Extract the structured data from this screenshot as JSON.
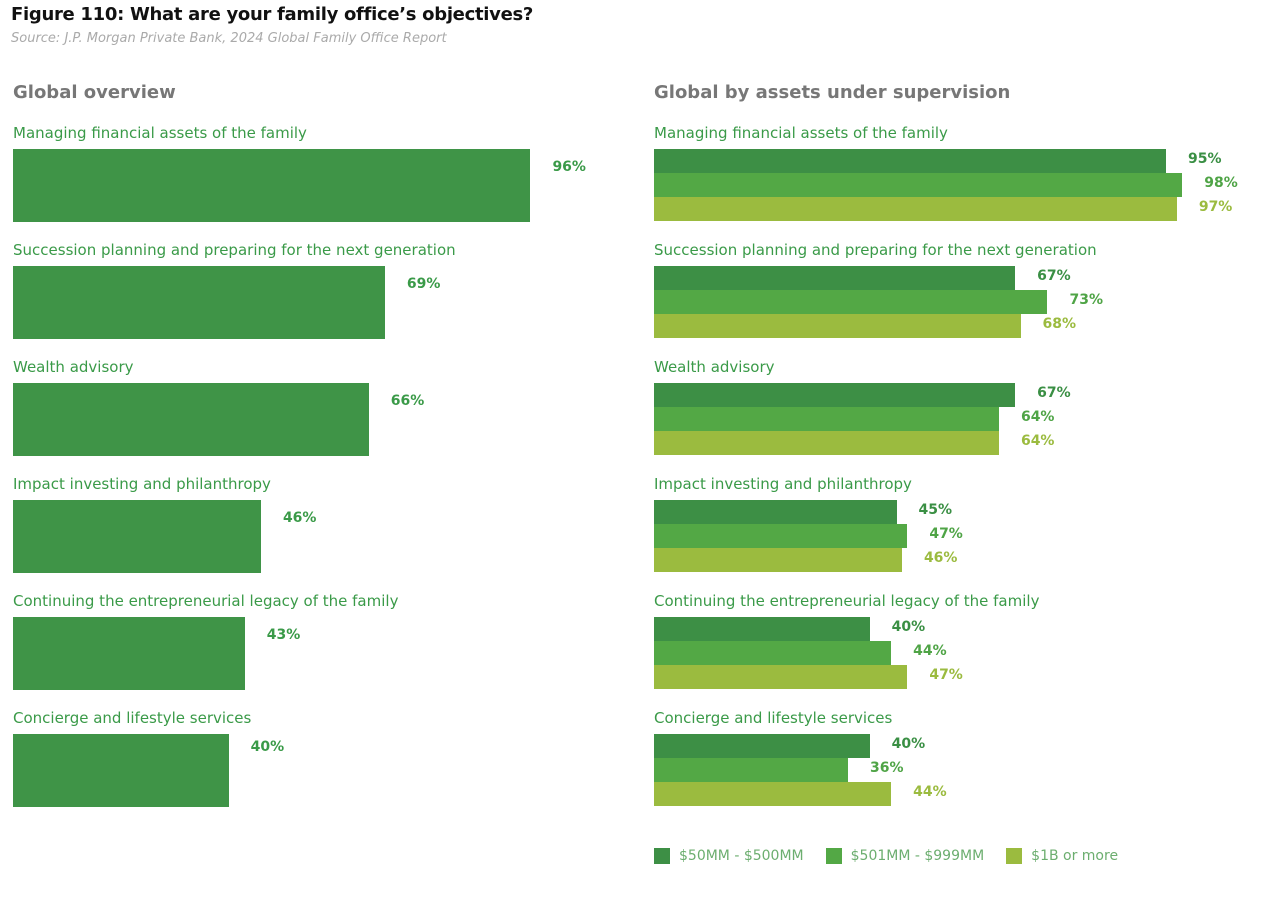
{
  "title": "Figure 110: What are your family office’s objectives?",
  "source": "Source: J.P. Morgan Private Bank, 2024 Global Family Office Report",
  "chart_data": [
    {
      "type": "bar",
      "orientation": "horizontal",
      "title": "Global overview",
      "categories": [
        "Managing financial assets of the family",
        "Succession planning and preparing for the next generation",
        "Wealth advisory",
        "Impact investing and philanthropy",
        "Continuing the entrepreneurial legacy of the family",
        "Concierge and lifestyle services"
      ],
      "values": [
        96,
        69,
        66,
        46,
        43,
        40
      ],
      "value_labels": [
        "96%",
        "69%",
        "66%",
        "46%",
        "43%",
        "40%"
      ],
      "unit": "%",
      "color": "#3f9447",
      "label_color": "#3a9a48",
      "grid": false
    },
    {
      "type": "bar",
      "orientation": "horizontal",
      "title": "Global by assets under supervision",
      "categories": [
        "Managing financial assets of the family",
        "Succession planning and preparing for the next generation",
        "Wealth advisory",
        "Impact investing and philanthropy",
        "Continuing the entrepreneurial legacy of the family",
        "Concierge and lifestyle services"
      ],
      "series": [
        {
          "name": "$50MM - $500MM",
          "color": "#3d8f45",
          "values": [
            95,
            67,
            67,
            45,
            40,
            40
          ],
          "value_labels": [
            "95%",
            "67%",
            "67%",
            "45%",
            "40%",
            "40%"
          ]
        },
        {
          "name": "$501MM - $999MM",
          "color": "#53a845",
          "values": [
            98,
            73,
            64,
            47,
            44,
            36
          ],
          "value_labels": [
            "98%",
            "73%",
            "64%",
            "47%",
            "44%",
            "36%"
          ]
        },
        {
          "name": "$1B or more",
          "color": "#9bbb3f",
          "values": [
            97,
            68,
            64,
            46,
            47,
            44
          ],
          "value_labels": [
            "97%",
            "68%",
            "64%",
            "46%",
            "47%",
            "44%"
          ]
        }
      ],
      "unit": "%",
      "legend": "bottom",
      "grid": false
    }
  ]
}
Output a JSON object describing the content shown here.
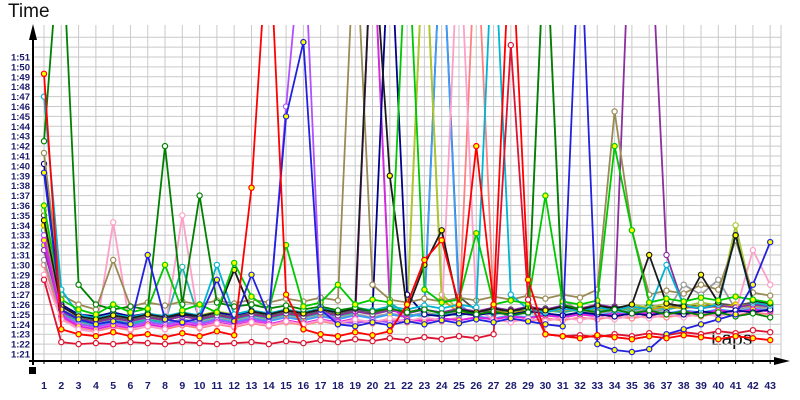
{
  "chart_data": {
    "type": "line",
    "title": "",
    "xlabel": "Laps",
    "ylabel": "Time",
    "x_ticks": [
      "1",
      "2",
      "3",
      "4",
      "5",
      "6",
      "7",
      "8",
      "9",
      "10",
      "11",
      "12",
      "13",
      "14",
      "15",
      "16",
      "17",
      "18",
      "19",
      "20",
      "21",
      "22",
      "23",
      "24",
      "25",
      "26",
      "27",
      "28",
      "29",
      "30",
      "31",
      "32",
      "33",
      "34",
      "35",
      "36",
      "37",
      "38",
      "39",
      "40",
      "41",
      "42",
      "43"
    ],
    "y_ticks": [
      "1:51",
      "1:50",
      "1:49",
      "1:48",
      "1:47",
      "1:46",
      "1:45",
      "1:44",
      "1:43",
      "1:42",
      "1:41",
      "1:40",
      "1:39",
      "1:38",
      "1:37",
      "1:36",
      "1:35",
      "1:34",
      "1:33",
      "1:32",
      "1:31",
      "1:30",
      "1:29",
      "1:28",
      "1:27",
      "1:26",
      "1:25",
      "1:24",
      "1:23",
      "1:22",
      "1:21"
    ],
    "x_range": [
      1,
      43
    ],
    "y_range_seconds": [
      80,
      114
    ],
    "grid": true,
    "legend": "none",
    "colors": {
      "background": "#ffffff",
      "grid": "#c9c9c9",
      "axis": "#000000",
      "tick_label": "#1b1b6e",
      "marker_fill_a": "#ffff00",
      "marker_fill_b": "#ffffff"
    },
    "note_units": "values are lap times in total seconds; 85.0 = 1:25.0; values >= 114 run off the top of the plot",
    "series": [
      {
        "name": "salmon",
        "color": "#ff8080",
        "marker": "#ffffff",
        "values": [
          90.0,
          84.6,
          83.6,
          83.3,
          83.7,
          83.4,
          83.8,
          83.5,
          83.9,
          83.6,
          84.0,
          83.7,
          84.1,
          83.8,
          84.2,
          83.9,
          84.3,
          84.0,
          84.4,
          84.1,
          84.5,
          84.2,
          84.6,
          84.3,
          84.7,
          125.0,
          85.8,
          84.5,
          84.3,
          84.6,
          84.4,
          84.7,
          84.5,
          84.8,
          84.6,
          84.9,
          84.7,
          85.0,
          84.8,
          85.1,
          84.9,
          85.2,
          85.0
        ]
      },
      {
        "name": "gray",
        "color": "#9a9a9a",
        "marker": "#ffffff",
        "values": [
          90.5,
          85.0,
          84.2,
          83.9,
          84.3,
          84.0,
          84.4,
          84.1,
          84.5,
          84.2,
          84.6,
          84.3,
          84.7,
          84.4,
          84.8,
          84.5,
          84.9,
          84.6,
          85.0,
          84.7,
          85.1,
          84.8,
          85.2,
          84.9,
          85.3,
          85.0,
          85.4,
          85.1,
          85.5,
          125.0,
          86.5,
          85.3,
          85.1,
          85.4,
          85.2,
          85.5,
          85.3,
          88.0,
          87.0,
          88.5,
          85.5,
          85.8,
          85.6
        ]
      },
      {
        "name": "darkgray",
        "color": "#4d4d4d",
        "marker": "#ffffff",
        "values": [
          95.0,
          85.5,
          84.6,
          84.3,
          84.7,
          84.4,
          84.8,
          84.5,
          84.9,
          84.6,
          85.0,
          84.7,
          85.1,
          84.8,
          85.2,
          84.9,
          85.3,
          85.0,
          85.4,
          85.1,
          85.5,
          85.2,
          85.6,
          125.0,
          86.8,
          85.4,
          85.2,
          85.5,
          85.3,
          85.6,
          85.4,
          85.7,
          85.5,
          85.8,
          85.6,
          85.9,
          85.7,
          86.0,
          85.8,
          86.1,
          85.9,
          86.2,
          86.0
        ]
      },
      {
        "name": "turquoise",
        "color": "#20b2aa",
        "marker": "#ffffff",
        "values": [
          93.5,
          85.2,
          84.3,
          84.0,
          84.4,
          84.1,
          84.5,
          84.2,
          89.8,
          84.4,
          84.8,
          84.5,
          84.9,
          84.6,
          85.0,
          84.7,
          85.1,
          84.8,
          85.2,
          125.0,
          86.2,
          85.0,
          84.8,
          85.1,
          84.9,
          85.2,
          85.0,
          85.3,
          85.1,
          85.4,
          85.2,
          85.5,
          85.3,
          85.6,
          85.4,
          85.7,
          85.5,
          85.8,
          85.6,
          85.9,
          85.7,
          86.0,
          85.8
        ]
      },
      {
        "name": "skyblue",
        "color": "#3c9bff",
        "marker": "#ffff00",
        "values": [
          92.0,
          85.0,
          84.0,
          83.8,
          84.2,
          83.9,
          84.3,
          84.0,
          84.4,
          84.1,
          84.5,
          84.2,
          84.6,
          84.3,
          84.7,
          84.4,
          84.8,
          84.5,
          84.9,
          84.6,
          85.0,
          84.7,
          85.1,
          125.0,
          86.0,
          84.8,
          84.6,
          84.9,
          84.7,
          85.0,
          84.8,
          85.1,
          84.9,
          85.2,
          85.0,
          85.3,
          85.1,
          85.4,
          85.2,
          85.5,
          85.3,
          85.6,
          85.4
        ]
      },
      {
        "name": "gold",
        "color": "#c8a800",
        "marker": "#ffff00",
        "values": [
          94.0,
          85.5,
          84.5,
          84.2,
          84.6,
          84.3,
          84.7,
          84.4,
          84.8,
          84.5,
          84.9,
          84.6,
          85.0,
          84.7,
          85.1,
          84.8,
          85.2,
          84.9,
          85.3,
          85.0,
          85.4,
          85.1,
          125.0,
          86.5,
          85.2,
          85.0,
          85.3,
          85.1,
          85.4,
          85.2,
          85.5,
          85.3,
          85.6,
          85.4,
          85.7,
          85.5,
          85.8,
          85.6,
          85.9,
          85.7,
          86.0,
          85.8,
          86.1
        ]
      },
      {
        "name": "yellowgreen",
        "color": "#a8c832",
        "marker": "#ffffff",
        "values": [
          95.5,
          86.0,
          85.0,
          84.6,
          85.0,
          84.7,
          85.1,
          84.8,
          85.2,
          84.9,
          85.3,
          85.0,
          85.4,
          85.1,
          85.5,
          85.2,
          85.6,
          85.3,
          85.7,
          85.4,
          85.8,
          85.5,
          125.0,
          87.0,
          85.5,
          85.2,
          85.6,
          85.3,
          85.7,
          85.4,
          85.8,
          85.5,
          85.9,
          85.6,
          86.0,
          85.7,
          86.1,
          85.8,
          86.2,
          85.9,
          94.0,
          86.5,
          86.0
        ]
      },
      {
        "name": "purple",
        "color": "#8b2f9e",
        "marker": "#ffffff",
        "values": [
          91.5,
          85.3,
          84.5,
          84.2,
          84.6,
          84.3,
          84.7,
          84.4,
          84.8,
          84.5,
          84.9,
          84.6,
          85.0,
          84.7,
          85.1,
          84.8,
          85.2,
          84.9,
          85.3,
          85.0,
          85.4,
          85.1,
          85.5,
          85.2,
          85.6,
          85.3,
          85.7,
          85.4,
          85.8,
          85.5,
          85.9,
          85.6,
          86.0,
          85.7,
          130.0,
          127.0,
          91.0,
          85.8,
          85.6,
          85.9,
          85.7,
          86.0,
          85.8
        ]
      },
      {
        "name": "orchid",
        "color": "#b050ff",
        "marker": "#ffffff",
        "values": [
          93.0,
          85.0,
          84.0,
          83.7,
          84.1,
          83.8,
          84.2,
          83.9,
          84.3,
          84.0,
          84.4,
          84.1,
          84.5,
          84.2,
          106.0,
          125.0,
          85.5,
          84.3,
          84.1,
          84.4,
          84.2,
          84.5,
          84.3,
          84.6,
          84.4,
          84.7,
          84.5,
          84.8,
          84.6,
          84.9,
          84.7,
          85.0,
          84.8,
          85.1,
          84.9,
          85.2,
          85.0,
          85.3,
          85.1,
          85.4,
          85.2,
          85.5,
          85.3
        ]
      },
      {
        "name": "magenta",
        "color": "#e020e0",
        "marker": "#ffff00",
        "values": [
          92.5,
          84.8,
          83.8,
          83.5,
          83.9,
          83.6,
          84.0,
          83.7,
          84.1,
          83.8,
          84.2,
          83.9,
          84.3,
          84.0,
          84.4,
          84.1,
          84.5,
          84.2,
          84.6,
          125.0,
          85.8,
          84.5,
          84.3,
          84.6,
          84.4,
          84.7,
          84.5,
          84.8,
          84.6,
          84.9,
          84.7,
          85.0,
          84.8,
          85.1,
          84.9,
          85.2,
          85.0,
          85.3,
          85.1,
          85.4,
          85.2,
          85.5,
          85.3
        ]
      },
      {
        "name": "pink",
        "color": "#ff9ec8",
        "marker": "#ffffff",
        "values": [
          89.0,
          84.5,
          83.5,
          83.2,
          94.3,
          83.5,
          83.8,
          83.5,
          95.0,
          83.7,
          84.1,
          83.8,
          84.2,
          83.9,
          84.3,
          84.0,
          84.4,
          84.1,
          84.5,
          84.2,
          84.6,
          84.3,
          84.7,
          84.4,
          125.0,
          85.5,
          84.5,
          84.2,
          84.6,
          84.3,
          84.7,
          84.4,
          84.8,
          84.5,
          84.9,
          84.6,
          85.0,
          84.7,
          85.1,
          84.8,
          85.2,
          91.5,
          88.0
        ]
      },
      {
        "name": "navy",
        "color": "#00008b",
        "marker": "#ffffff",
        "values": [
          100.2,
          86.0,
          85.0,
          84.8,
          85.2,
          84.8,
          85.1,
          84.7,
          85.0,
          84.8,
          85.2,
          84.9,
          85.3,
          85.0,
          85.4,
          85.1,
          85.5,
          85.2,
          85.6,
          85.3,
          125.0,
          87.0,
          85.0,
          84.8,
          85.1,
          84.9,
          85.2,
          85.0,
          85.3,
          85.1,
          84.9,
          85.2,
          85.0,
          84.8,
          85.1,
          84.9,
          85.2,
          85.0,
          85.3,
          85.1,
          85.4,
          85.2,
          85.5
        ]
      },
      {
        "name": "darkkhaki",
        "color": "#9a8a55",
        "marker": "#ffffff",
        "values": [
          101.3,
          87.0,
          86.0,
          85.5,
          90.5,
          85.8,
          86.2,
          85.9,
          86.3,
          86.0,
          86.4,
          86.1,
          86.5,
          86.2,
          86.6,
          86.3,
          86.7,
          86.4,
          125.0,
          88.0,
          86.5,
          86.2,
          86.6,
          86.3,
          86.7,
          86.4,
          86.8,
          86.5,
          86.9,
          86.6,
          87.0,
          86.7,
          87.5,
          105.5,
          93.5,
          87.0,
          87.4,
          87.1,
          88.0,
          87.5,
          92.5,
          87.2,
          86.9
        ]
      },
      {
        "name": "cyan",
        "color": "#00b4d2",
        "marker": "#ffffff",
        "values": [
          107.0,
          87.5,
          85.0,
          84.6,
          85.0,
          84.7,
          85.1,
          84.8,
          85.2,
          84.9,
          90.0,
          85.0,
          85.4,
          85.1,
          85.5,
          85.2,
          85.6,
          85.3,
          85.7,
          85.4,
          85.8,
          85.5,
          85.9,
          85.6,
          86.0,
          85.7,
          125.0,
          87.0,
          85.5,
          85.2,
          85.6,
          85.3,
          85.7,
          85.4,
          85.8,
          85.5,
          90.0,
          85.9,
          85.6,
          86.0,
          93.0,
          86.2,
          85.9
        ]
      },
      {
        "name": "black",
        "color": "#1a1a1a",
        "marker": "#ffff00",
        "values": [
          94.5,
          85.8,
          84.8,
          84.5,
          84.9,
          84.6,
          85.0,
          84.7,
          85.1,
          84.8,
          85.2,
          89.5,
          85.3,
          85.0,
          85.4,
          85.1,
          85.5,
          85.2,
          85.6,
          125.0,
          99.0,
          85.4,
          90.0,
          93.5,
          85.5,
          85.2,
          85.6,
          85.3,
          85.7,
          85.4,
          85.8,
          85.5,
          85.9,
          85.6,
          86.0,
          91.0,
          86.1,
          85.8,
          89.0,
          86.2,
          93.0,
          86.4,
          86.1
        ]
      },
      {
        "name": "green",
        "color": "#008000",
        "marker": "#ffffff",
        "values": [
          102.5,
          125.0,
          88.0,
          86.0,
          85.5,
          85.8,
          85.5,
          102.0,
          86.0,
          97.0,
          86.2,
          85.8,
          86.0,
          85.6,
          85.9,
          85.5,
          85.8,
          85.4,
          85.7,
          85.3,
          85.6,
          85.2,
          85.5,
          85.1,
          85.4,
          85.0,
          85.3,
          84.9,
          85.2,
          125.0,
          86.0,
          85.5,
          85.2,
          85.5,
          85.1,
          85.4,
          85.0,
          85.3,
          84.9,
          85.2,
          84.8,
          85.1,
          84.7
        ]
      },
      {
        "name": "limegreen",
        "color": "#00c800",
        "marker": "#ffff00",
        "values": [
          96.0,
          86.5,
          85.5,
          85.0,
          86.0,
          85.2,
          85.6,
          90.0,
          85.4,
          86.0,
          85.2,
          90.2,
          86.8,
          85.5,
          92.0,
          85.8,
          86.2,
          88.0,
          86.0,
          86.5,
          86.2,
          125.0,
          87.5,
          86.2,
          86.5,
          93.2,
          86.0,
          86.4,
          86.1,
          97.0,
          86.3,
          86.0,
          86.4,
          102.0,
          93.5,
          86.2,
          86.6,
          86.3,
          86.7,
          86.4,
          86.8,
          86.5,
          86.2
        ]
      },
      {
        "name": "crimson",
        "color": "#dc1432",
        "marker": "#ffffff",
        "values": [
          88.5,
          82.2,
          82.0,
          82.1,
          82.0,
          82.2,
          82.1,
          82.0,
          82.2,
          82.1,
          82.0,
          82.1,
          82.2,
          82.0,
          82.3,
          82.1,
          82.4,
          82.2,
          82.5,
          82.3,
          82.6,
          82.4,
          82.7,
          82.5,
          82.8,
          82.6,
          83.0,
          112.2,
          86.5,
          83.0,
          82.8,
          82.9,
          82.7,
          83.0,
          82.8,
          83.1,
          82.9,
          83.2,
          83.0,
          83.3,
          83.1,
          83.4,
          83.2
        ]
      },
      {
        "name": "blue",
        "color": "#2121de",
        "marker": "#ffff00",
        "values": [
          99.3,
          85.5,
          84.5,
          84.0,
          84.3,
          84.0,
          91.0,
          84.5,
          84.2,
          84.6,
          88.5,
          84.3,
          89.0,
          84.8,
          105.0,
          112.5,
          85.5,
          84.0,
          83.8,
          84.2,
          83.9,
          84.3,
          84.0,
          84.4,
          84.1,
          84.5,
          84.2,
          84.6,
          84.3,
          84.0,
          83.8,
          125.0,
          82.0,
          81.4,
          81.2,
          81.5,
          83.0,
          83.5,
          84.0,
          84.5,
          85.0,
          88.0,
          92.3
        ]
      },
      {
        "name": "red",
        "color": "#ff0000",
        "marker": "#ffff00",
        "values": [
          109.3,
          83.5,
          83.0,
          82.8,
          83.2,
          82.8,
          83.0,
          82.7,
          83.1,
          82.8,
          83.3,
          82.9,
          97.8,
          125.0,
          87.0,
          83.5,
          83.0,
          82.8,
          83.2,
          82.9,
          83.3,
          86.0,
          90.5,
          92.5,
          86.0,
          102.0,
          86.0,
          125.0,
          88.5,
          83.0,
          82.8,
          82.6,
          82.9,
          82.7,
          82.5,
          82.8,
          82.6,
          82.9,
          82.7,
          82.5,
          82.8,
          82.6,
          82.4
        ]
      }
    ]
  }
}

******

*TASK INSTRUCTIONS*. Where a line in the material above holds "JSON", copy that line.

*ANSWER BELOW*.
Extract the structured data from this screenshot as JSON.
Output a JSON object describing the content shown here.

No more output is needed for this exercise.